**The data**
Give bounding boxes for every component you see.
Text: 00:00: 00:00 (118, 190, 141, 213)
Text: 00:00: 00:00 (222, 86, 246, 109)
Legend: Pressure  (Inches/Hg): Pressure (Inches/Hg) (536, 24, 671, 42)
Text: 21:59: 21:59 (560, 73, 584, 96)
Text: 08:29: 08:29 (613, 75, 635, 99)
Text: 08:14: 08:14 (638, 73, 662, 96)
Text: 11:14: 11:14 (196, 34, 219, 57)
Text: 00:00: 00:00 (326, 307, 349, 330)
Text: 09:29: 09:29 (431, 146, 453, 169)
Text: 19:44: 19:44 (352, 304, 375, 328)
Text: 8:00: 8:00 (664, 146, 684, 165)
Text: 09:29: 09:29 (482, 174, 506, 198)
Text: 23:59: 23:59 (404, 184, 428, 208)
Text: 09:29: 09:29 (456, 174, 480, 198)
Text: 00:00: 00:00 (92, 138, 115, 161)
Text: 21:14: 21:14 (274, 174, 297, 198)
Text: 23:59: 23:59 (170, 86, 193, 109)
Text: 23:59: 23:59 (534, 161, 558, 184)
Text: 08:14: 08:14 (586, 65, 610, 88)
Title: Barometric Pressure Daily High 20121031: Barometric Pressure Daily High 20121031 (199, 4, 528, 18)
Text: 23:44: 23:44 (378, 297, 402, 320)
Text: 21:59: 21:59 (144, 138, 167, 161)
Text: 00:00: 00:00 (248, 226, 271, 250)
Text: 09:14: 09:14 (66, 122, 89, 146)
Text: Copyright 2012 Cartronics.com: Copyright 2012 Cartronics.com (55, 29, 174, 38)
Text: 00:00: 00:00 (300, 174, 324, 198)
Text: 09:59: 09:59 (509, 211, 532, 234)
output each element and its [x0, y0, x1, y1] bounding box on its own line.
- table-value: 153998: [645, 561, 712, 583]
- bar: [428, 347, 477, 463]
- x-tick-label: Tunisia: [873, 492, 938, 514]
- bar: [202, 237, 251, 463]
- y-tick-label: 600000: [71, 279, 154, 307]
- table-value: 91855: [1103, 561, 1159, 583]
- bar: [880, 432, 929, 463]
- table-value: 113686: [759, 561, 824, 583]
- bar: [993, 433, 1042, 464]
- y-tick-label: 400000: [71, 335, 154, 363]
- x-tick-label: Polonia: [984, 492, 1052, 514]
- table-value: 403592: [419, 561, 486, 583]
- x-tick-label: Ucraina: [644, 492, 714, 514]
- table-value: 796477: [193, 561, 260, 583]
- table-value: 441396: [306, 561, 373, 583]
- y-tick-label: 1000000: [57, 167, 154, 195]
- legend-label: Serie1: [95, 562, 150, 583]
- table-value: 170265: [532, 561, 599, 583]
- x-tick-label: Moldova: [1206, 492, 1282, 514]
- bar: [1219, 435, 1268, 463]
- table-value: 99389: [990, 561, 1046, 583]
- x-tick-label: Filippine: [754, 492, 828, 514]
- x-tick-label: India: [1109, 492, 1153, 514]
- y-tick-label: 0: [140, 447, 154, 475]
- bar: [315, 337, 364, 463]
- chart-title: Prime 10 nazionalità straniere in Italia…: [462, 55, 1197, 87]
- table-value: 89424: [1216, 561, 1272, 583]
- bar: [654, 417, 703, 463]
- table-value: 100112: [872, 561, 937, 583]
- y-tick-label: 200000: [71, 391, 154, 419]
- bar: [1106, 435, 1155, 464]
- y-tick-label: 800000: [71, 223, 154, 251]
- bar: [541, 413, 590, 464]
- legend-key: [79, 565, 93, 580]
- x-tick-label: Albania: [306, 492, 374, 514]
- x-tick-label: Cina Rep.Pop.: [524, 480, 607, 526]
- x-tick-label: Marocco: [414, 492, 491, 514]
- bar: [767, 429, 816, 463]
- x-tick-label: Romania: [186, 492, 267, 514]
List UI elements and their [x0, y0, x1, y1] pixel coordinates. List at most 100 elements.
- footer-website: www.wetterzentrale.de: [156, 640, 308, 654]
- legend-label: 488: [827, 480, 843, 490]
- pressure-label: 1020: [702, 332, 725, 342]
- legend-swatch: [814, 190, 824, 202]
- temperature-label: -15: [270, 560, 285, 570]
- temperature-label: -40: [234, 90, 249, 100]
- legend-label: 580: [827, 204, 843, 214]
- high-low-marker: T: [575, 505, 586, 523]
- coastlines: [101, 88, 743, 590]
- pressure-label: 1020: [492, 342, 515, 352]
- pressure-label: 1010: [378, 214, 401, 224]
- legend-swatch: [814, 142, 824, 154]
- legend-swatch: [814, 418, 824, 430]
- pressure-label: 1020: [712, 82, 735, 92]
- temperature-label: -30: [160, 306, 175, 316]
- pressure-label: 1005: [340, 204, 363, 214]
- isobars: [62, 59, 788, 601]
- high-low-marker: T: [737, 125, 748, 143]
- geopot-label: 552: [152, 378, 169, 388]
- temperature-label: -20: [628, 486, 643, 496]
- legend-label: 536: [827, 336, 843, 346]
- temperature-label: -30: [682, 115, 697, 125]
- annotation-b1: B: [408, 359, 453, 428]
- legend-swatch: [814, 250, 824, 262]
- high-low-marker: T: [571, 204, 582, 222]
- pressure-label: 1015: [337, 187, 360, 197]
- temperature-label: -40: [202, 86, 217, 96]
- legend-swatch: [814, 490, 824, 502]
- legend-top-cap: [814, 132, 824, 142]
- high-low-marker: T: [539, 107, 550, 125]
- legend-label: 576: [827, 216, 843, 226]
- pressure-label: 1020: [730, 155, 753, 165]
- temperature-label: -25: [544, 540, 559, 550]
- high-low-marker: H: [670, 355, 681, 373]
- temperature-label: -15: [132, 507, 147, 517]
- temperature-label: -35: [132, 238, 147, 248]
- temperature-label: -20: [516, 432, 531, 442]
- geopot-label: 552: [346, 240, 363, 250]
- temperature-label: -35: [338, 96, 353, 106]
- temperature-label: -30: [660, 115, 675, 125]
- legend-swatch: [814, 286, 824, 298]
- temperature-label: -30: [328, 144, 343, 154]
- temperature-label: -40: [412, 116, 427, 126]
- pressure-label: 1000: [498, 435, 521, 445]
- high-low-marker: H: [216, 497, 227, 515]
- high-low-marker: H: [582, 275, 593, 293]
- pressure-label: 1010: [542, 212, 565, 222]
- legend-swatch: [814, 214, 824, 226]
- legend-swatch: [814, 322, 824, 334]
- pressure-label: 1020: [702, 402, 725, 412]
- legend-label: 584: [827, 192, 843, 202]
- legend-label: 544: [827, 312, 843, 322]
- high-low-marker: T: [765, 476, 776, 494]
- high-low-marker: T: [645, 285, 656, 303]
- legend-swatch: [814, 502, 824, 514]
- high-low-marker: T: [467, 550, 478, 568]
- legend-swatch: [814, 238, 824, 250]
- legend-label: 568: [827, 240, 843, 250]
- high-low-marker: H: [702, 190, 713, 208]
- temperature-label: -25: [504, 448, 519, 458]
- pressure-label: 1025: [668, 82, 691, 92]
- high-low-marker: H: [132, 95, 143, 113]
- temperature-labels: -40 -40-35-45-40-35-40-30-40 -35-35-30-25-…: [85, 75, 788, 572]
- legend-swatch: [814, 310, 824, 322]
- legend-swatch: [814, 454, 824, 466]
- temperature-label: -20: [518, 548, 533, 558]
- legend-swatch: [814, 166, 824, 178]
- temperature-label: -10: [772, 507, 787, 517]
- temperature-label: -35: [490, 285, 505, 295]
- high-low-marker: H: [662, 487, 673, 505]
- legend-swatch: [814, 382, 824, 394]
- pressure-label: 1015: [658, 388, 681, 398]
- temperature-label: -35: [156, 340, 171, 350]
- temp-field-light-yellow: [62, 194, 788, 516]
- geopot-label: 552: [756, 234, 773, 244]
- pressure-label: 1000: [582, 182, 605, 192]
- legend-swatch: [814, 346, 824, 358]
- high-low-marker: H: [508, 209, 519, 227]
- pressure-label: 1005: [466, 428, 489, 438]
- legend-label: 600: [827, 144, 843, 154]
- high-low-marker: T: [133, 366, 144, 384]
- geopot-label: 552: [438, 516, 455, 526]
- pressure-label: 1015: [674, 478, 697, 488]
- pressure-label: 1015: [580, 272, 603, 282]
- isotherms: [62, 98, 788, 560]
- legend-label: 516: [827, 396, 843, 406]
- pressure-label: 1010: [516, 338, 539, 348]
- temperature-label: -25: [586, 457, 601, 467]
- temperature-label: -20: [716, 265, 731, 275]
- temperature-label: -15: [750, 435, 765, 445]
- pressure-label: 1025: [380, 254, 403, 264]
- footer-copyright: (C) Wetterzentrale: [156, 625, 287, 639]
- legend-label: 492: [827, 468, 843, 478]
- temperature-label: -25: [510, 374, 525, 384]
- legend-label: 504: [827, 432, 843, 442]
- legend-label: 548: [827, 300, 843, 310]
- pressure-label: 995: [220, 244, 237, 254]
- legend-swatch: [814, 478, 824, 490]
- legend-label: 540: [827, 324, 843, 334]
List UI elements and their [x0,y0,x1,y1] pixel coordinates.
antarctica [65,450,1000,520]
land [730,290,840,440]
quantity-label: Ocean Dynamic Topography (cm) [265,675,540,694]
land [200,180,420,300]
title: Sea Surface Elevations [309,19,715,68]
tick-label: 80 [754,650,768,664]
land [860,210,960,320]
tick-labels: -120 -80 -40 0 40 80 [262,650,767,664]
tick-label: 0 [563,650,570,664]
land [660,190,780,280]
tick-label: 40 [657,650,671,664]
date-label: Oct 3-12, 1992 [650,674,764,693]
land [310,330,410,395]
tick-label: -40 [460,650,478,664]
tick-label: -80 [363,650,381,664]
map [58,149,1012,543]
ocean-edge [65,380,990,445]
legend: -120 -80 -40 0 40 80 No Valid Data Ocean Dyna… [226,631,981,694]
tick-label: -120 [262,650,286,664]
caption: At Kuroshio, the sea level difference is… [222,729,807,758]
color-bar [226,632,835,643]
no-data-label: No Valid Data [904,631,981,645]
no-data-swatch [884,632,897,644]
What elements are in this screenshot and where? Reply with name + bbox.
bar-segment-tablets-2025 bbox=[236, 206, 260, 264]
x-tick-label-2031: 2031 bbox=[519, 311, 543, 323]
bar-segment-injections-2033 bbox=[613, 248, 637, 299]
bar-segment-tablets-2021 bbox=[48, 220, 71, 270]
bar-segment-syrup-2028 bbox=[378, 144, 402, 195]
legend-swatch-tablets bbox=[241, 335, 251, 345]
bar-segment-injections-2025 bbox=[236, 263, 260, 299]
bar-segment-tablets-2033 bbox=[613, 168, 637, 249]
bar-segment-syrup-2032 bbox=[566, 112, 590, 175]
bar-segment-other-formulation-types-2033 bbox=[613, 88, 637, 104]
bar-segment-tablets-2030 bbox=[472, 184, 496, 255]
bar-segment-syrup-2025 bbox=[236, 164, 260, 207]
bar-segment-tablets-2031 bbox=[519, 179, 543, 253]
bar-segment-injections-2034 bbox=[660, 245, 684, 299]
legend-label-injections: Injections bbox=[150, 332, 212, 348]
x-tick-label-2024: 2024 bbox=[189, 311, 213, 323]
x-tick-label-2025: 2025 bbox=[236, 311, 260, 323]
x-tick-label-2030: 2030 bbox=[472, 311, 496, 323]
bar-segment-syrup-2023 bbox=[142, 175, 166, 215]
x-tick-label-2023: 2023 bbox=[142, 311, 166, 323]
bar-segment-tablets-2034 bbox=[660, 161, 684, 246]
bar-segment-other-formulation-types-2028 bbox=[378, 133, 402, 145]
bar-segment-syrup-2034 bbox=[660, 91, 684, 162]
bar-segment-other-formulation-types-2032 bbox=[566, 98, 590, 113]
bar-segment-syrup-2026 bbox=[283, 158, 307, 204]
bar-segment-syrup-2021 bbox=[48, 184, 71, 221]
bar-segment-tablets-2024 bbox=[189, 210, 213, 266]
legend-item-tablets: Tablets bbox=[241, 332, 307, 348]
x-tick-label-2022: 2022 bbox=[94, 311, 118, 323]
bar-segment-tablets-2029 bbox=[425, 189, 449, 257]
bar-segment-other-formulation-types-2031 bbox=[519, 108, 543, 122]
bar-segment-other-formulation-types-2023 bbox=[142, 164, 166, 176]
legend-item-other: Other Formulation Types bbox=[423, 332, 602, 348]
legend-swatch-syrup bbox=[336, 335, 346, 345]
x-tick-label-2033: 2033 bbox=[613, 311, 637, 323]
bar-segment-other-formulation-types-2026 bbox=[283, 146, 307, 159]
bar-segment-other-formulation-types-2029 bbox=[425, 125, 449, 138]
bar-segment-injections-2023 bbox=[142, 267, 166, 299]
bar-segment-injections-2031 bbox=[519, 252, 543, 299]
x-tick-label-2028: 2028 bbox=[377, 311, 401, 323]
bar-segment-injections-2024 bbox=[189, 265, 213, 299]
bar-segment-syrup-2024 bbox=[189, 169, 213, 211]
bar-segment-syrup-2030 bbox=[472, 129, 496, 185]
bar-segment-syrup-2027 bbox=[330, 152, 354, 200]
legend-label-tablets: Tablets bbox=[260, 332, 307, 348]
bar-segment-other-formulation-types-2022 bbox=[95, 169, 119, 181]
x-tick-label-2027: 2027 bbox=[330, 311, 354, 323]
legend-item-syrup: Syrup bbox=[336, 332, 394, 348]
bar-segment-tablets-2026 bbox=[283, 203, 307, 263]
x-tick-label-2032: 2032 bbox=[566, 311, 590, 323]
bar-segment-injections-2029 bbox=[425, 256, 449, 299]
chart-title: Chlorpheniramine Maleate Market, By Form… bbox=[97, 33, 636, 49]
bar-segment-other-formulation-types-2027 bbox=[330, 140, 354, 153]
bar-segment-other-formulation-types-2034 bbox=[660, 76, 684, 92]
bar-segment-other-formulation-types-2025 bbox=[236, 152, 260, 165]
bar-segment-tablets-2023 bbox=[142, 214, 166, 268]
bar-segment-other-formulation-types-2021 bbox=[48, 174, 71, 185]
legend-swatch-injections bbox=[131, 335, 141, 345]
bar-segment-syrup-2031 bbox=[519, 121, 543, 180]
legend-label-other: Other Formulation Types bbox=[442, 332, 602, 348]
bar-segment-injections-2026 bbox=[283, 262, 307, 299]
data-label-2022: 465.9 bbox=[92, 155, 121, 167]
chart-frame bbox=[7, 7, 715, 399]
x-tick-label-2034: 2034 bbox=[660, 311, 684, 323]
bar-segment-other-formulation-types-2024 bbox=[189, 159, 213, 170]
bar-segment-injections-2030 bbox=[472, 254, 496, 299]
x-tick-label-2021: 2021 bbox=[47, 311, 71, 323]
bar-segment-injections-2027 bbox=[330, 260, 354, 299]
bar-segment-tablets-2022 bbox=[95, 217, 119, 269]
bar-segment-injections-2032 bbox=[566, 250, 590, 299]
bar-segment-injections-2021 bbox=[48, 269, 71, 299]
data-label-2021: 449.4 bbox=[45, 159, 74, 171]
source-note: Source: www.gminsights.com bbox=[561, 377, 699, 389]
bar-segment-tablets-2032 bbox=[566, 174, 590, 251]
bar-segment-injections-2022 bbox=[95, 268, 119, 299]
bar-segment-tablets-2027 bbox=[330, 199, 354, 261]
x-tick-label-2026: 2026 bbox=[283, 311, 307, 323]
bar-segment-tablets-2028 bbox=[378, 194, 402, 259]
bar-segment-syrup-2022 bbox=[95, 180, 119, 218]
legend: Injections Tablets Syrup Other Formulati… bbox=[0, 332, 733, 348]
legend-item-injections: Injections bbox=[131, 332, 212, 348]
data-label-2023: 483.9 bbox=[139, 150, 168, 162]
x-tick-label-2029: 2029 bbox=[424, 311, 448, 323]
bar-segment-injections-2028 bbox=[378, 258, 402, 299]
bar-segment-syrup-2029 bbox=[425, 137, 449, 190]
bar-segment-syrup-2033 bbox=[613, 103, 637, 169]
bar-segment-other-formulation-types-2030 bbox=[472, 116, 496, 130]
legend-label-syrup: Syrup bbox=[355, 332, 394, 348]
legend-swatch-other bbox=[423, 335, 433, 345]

**Work required**
Starting at the beginning of the material and running up to and including the line with "Text: 19:44: 19:44 (352, 304, 375, 328)", replace "Text" with "Label" and change nothing else in those lines.

**Exercise solution**
Give bounding boxes for every component you see.
Label: 00:00: 00:00 (118, 190, 141, 213)
Label: 00:00: 00:00 (222, 86, 246, 109)
Legend: Pressure  (Inches/Hg): Pressure (Inches/Hg) (536, 24, 671, 42)
Label: 21:59: 21:59 (560, 73, 584, 96)
Label: 08:29: 08:29 (613, 75, 635, 99)
Label: 08:14: 08:14 (638, 73, 662, 96)
Label: 11:14: 11:14 (196, 34, 219, 57)
Label: 00:00: 00:00 (326, 307, 349, 330)
Label: 09:29: 09:29 (431, 146, 453, 169)
Label: 19:44: 19:44 (352, 304, 375, 328)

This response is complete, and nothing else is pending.